- **Exercise prompt**
Wherever "risk" appears in a line, copy that line.

══════════

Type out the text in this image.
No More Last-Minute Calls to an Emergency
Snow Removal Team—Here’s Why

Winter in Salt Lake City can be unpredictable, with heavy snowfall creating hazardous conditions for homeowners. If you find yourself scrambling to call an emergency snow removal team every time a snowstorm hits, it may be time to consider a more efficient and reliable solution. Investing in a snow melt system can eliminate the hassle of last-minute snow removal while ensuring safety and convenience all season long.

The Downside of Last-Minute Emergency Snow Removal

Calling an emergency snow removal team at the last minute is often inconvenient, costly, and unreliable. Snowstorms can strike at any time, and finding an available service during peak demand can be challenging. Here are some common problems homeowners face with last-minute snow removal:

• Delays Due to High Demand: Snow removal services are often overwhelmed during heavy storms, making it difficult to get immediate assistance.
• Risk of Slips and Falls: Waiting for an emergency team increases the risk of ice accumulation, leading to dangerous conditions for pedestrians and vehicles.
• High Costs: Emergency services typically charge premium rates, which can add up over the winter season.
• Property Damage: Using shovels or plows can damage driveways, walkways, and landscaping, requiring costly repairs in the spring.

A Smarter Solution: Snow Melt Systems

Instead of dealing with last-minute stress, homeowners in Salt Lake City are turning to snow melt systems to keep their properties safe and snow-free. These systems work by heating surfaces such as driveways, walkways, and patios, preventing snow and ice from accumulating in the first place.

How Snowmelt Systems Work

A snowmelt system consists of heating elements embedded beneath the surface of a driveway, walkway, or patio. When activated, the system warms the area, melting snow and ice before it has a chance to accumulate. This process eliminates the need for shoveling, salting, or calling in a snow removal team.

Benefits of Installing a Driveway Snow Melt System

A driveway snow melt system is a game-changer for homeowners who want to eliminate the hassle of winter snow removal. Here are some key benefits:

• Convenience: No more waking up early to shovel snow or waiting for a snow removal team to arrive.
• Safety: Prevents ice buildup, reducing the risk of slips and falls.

══════════

- **Full output**
• Risk of Slips and Falls: Waiting for an emergency team increases the risk of ice accumulation, leading to dangerous conditions for pedestrians and vehicles.
• Safety: Prevents ice buildup, reducing the risk of slips and falls.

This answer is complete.